_What needs to be done_
Set the listing down unchanged, minus every embedded image.

* * * * * * * * *

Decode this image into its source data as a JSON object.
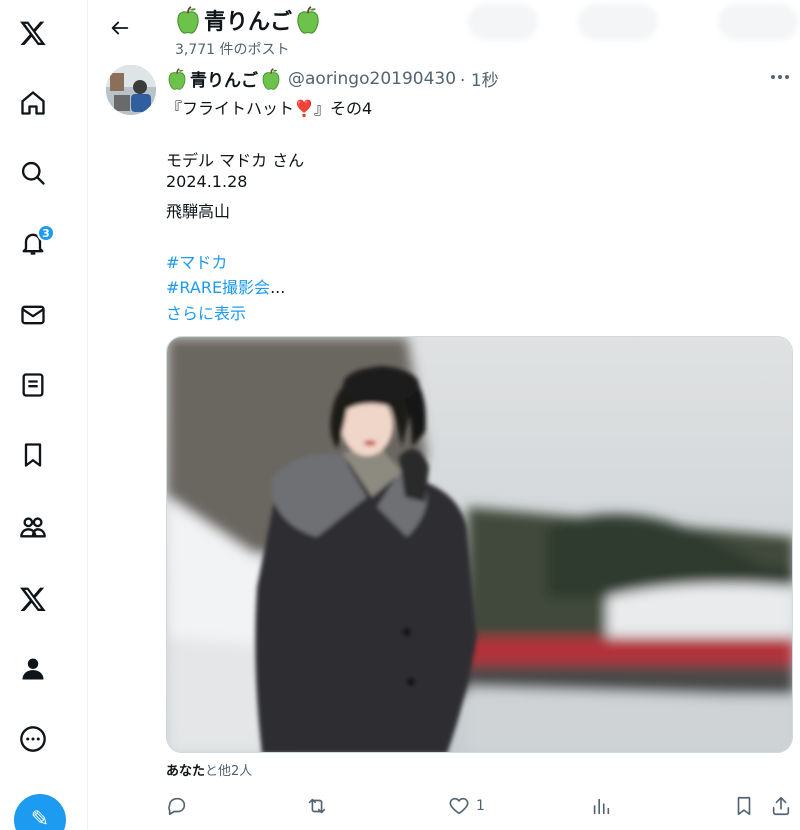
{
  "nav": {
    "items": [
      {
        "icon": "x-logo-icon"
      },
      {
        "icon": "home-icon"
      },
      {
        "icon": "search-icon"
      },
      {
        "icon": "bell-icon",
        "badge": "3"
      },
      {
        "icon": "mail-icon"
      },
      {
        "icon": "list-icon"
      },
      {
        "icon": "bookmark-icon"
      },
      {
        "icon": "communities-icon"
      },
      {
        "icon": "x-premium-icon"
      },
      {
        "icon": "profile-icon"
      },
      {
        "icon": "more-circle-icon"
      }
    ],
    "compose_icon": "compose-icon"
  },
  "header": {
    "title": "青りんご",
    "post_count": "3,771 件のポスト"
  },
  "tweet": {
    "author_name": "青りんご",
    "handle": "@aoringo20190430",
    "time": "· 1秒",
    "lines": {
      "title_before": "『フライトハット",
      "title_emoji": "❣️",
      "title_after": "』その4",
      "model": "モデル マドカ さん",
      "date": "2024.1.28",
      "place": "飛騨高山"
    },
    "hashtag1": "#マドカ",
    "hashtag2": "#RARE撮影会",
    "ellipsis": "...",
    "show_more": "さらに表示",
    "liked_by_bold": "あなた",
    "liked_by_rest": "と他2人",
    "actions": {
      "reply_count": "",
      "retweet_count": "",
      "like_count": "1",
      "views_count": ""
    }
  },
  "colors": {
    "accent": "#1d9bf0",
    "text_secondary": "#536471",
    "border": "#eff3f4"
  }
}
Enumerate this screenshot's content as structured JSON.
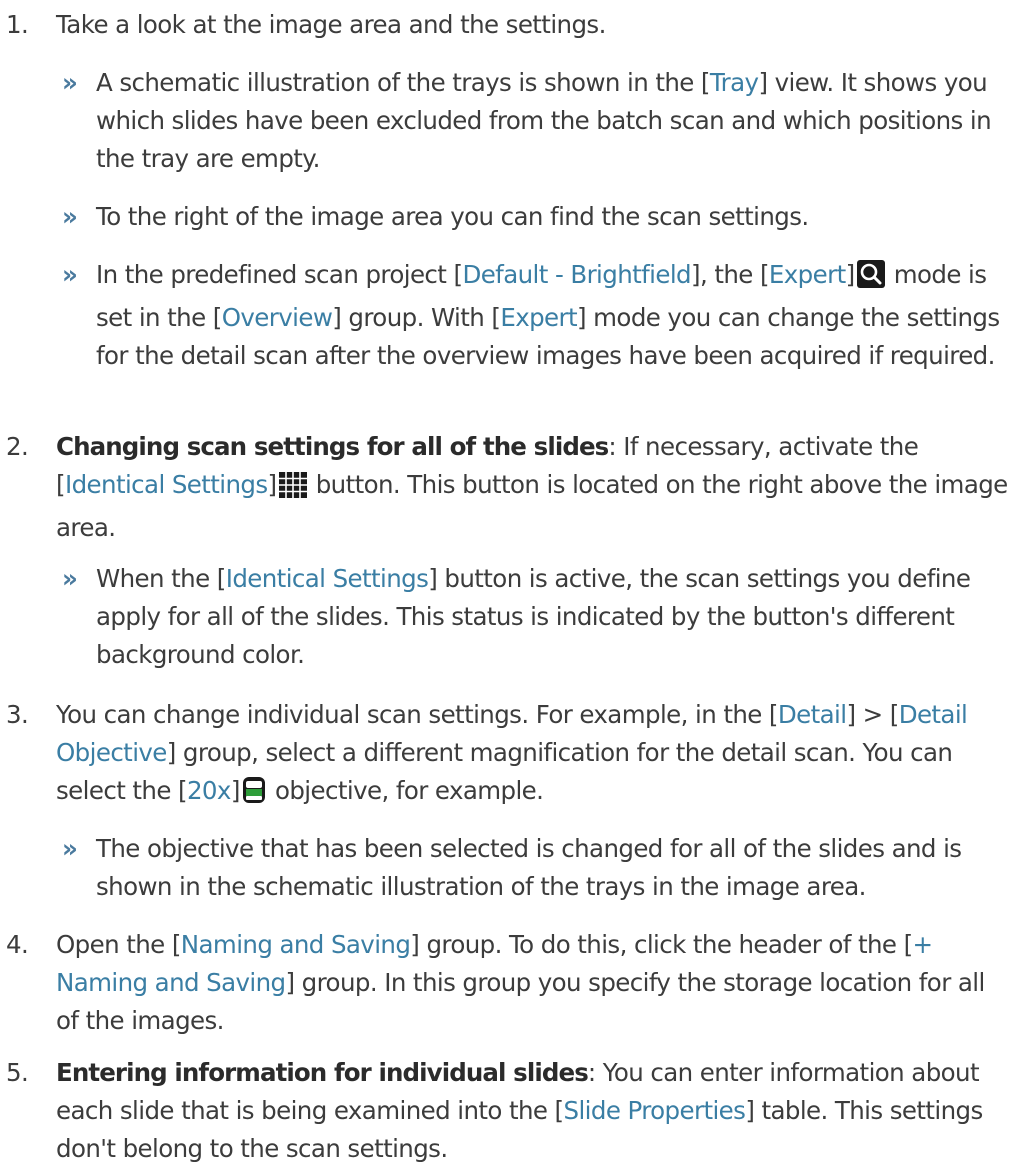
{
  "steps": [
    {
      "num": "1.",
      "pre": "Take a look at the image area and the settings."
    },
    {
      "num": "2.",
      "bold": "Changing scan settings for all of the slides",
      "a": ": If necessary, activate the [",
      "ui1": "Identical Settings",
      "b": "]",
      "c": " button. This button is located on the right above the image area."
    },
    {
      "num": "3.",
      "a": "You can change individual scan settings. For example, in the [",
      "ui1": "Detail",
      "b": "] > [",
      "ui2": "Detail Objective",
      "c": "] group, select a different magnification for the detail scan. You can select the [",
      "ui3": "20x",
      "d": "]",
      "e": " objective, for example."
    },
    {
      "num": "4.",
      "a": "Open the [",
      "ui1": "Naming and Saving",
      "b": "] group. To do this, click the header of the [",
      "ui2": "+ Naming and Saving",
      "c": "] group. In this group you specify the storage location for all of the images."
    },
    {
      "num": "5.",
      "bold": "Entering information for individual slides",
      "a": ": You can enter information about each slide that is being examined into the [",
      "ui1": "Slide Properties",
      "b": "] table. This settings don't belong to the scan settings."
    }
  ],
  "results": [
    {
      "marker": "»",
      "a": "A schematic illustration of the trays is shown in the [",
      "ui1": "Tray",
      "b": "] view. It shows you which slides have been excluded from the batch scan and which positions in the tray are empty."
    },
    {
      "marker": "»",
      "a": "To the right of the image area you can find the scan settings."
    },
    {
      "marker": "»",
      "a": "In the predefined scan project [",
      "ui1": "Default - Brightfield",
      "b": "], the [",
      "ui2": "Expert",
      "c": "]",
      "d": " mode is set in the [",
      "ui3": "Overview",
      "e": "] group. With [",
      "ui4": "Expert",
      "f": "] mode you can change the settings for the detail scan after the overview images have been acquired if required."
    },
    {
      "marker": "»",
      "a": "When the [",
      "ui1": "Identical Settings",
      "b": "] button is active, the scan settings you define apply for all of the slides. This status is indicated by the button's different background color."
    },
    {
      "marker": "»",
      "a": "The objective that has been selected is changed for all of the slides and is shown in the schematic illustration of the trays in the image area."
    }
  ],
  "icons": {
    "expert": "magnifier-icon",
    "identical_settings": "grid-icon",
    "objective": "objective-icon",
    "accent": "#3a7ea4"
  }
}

* * * * * * * * *

_Solution_
Decode this image into its source data as a JSON object.
{
  "nav": {
    "items": [
      {
        "icon": "x-logo-icon"
      },
      {
        "icon": "home-icon"
      },
      {
        "icon": "search-icon"
      },
      {
        "icon": "bell-icon",
        "badge": "3"
      },
      {
        "icon": "mail-icon"
      },
      {
        "icon": "list-icon"
      },
      {
        "icon": "bookmark-icon"
      },
      {
        "icon": "communities-icon"
      },
      {
        "icon": "x-premium-icon"
      },
      {
        "icon": "profile-icon"
      },
      {
        "icon": "more-circle-icon"
      }
    ],
    "compose_icon": "compose-icon"
  },
  "header": {
    "title": "青りんご",
    "post_count": "3,771 件のポスト"
  },
  "tweet": {
    "author_name": "青りんご",
    "handle": "@aoringo20190430",
    "time": "· 1秒",
    "lines": {
      "title_before": "『フライトハット",
      "title_emoji": "❣️",
      "title_after": "』その4",
      "model": "モデル マドカ さん",
      "date": "2024.1.28",
      "place": "飛騨高山"
    },
    "hashtag1": "#マドカ",
    "hashtag2": "#RARE撮影会",
    "ellipsis": "...",
    "show_more": "さらに表示",
    "liked_by_bold": "あなた",
    "liked_by_rest": "と他2人",
    "actions": {
      "reply_count": "",
      "retweet_count": "",
      "like_count": "1",
      "views_count": ""
    }
  },
  "colors": {
    "accent": "#1d9bf0",
    "text_secondary": "#536471",
    "border": "#eff3f4"
  }
}
Enumerate this screenshot's content as structured JSON.
{
  "steps": [
    {
      "num": "1.",
      "pre": "Take a look at the image area and the settings."
    },
    {
      "num": "2.",
      "bold": "Changing scan settings for all of the slides",
      "a": ": If necessary, activate the [",
      "ui1": "Identical Settings",
      "b": "]",
      "c": " button. This button is located on the right above the image area."
    },
    {
      "num": "3.",
      "a": "You can change individual scan settings. For example, in the [",
      "ui1": "Detail",
      "b": "] > [",
      "ui2": "Detail Objective",
      "c": "] group, select a different magnification for the detail scan. You can select the [",
      "ui3": "20x",
      "d": "]",
      "e": " objective, for example."
    },
    {
      "num": "4.",
      "a": "Open the [",
      "ui1": "Naming and Saving",
      "b": "] group. To do this, click the header of the [",
      "ui2": "+ Naming and Saving",
      "c": "] group. In this group you specify the storage location for all of the images."
    },
    {
      "num": "5.",
      "bold": "Entering information for individual slides",
      "a": ": You can enter information about each slide that is being examined into the [",
      "ui1": "Slide Properties",
      "b": "] table. This settings don't belong to the scan settings."
    }
  ],
  "results": [
    {
      "marker": "»",
      "a": "A schematic illustration of the trays is shown in the [",
      "ui1": "Tray",
      "b": "] view. It shows you which slides have been excluded from the batch scan and which positions in the tray are empty."
    },
    {
      "marker": "»",
      "a": "To the right of the image area you can find the scan settings."
    },
    {
      "marker": "»",
      "a": "In the predefined scan project [",
      "ui1": "Default - Brightfield",
      "b": "], the [",
      "ui2": "Expert",
      "c": "]",
      "d": " mode is set in the [",
      "ui3": "Overview",
      "e": "] group. With [",
      "ui4": "Expert",
      "f": "] mode you can change the settings for the detail scan after the overview images have been acquired if required."
    },
    {
      "marker": "»",
      "a": "When the [",
      "ui1": "Identical Settings",
      "b": "] button is active, the scan settings you define apply for all of the slides. This status is indicated by the button's different background color."
    },
    {
      "marker": "»",
      "a": "The objective that has been selected is changed for all of the slides and is shown in the schematic illustration of the trays in the image area."
    }
  ],
  "icons": {
    "expert": "magnifier-icon",
    "identical_settings": "grid-icon",
    "objective": "objective-icon",
    "accent": "#3a7ea4"
  }
}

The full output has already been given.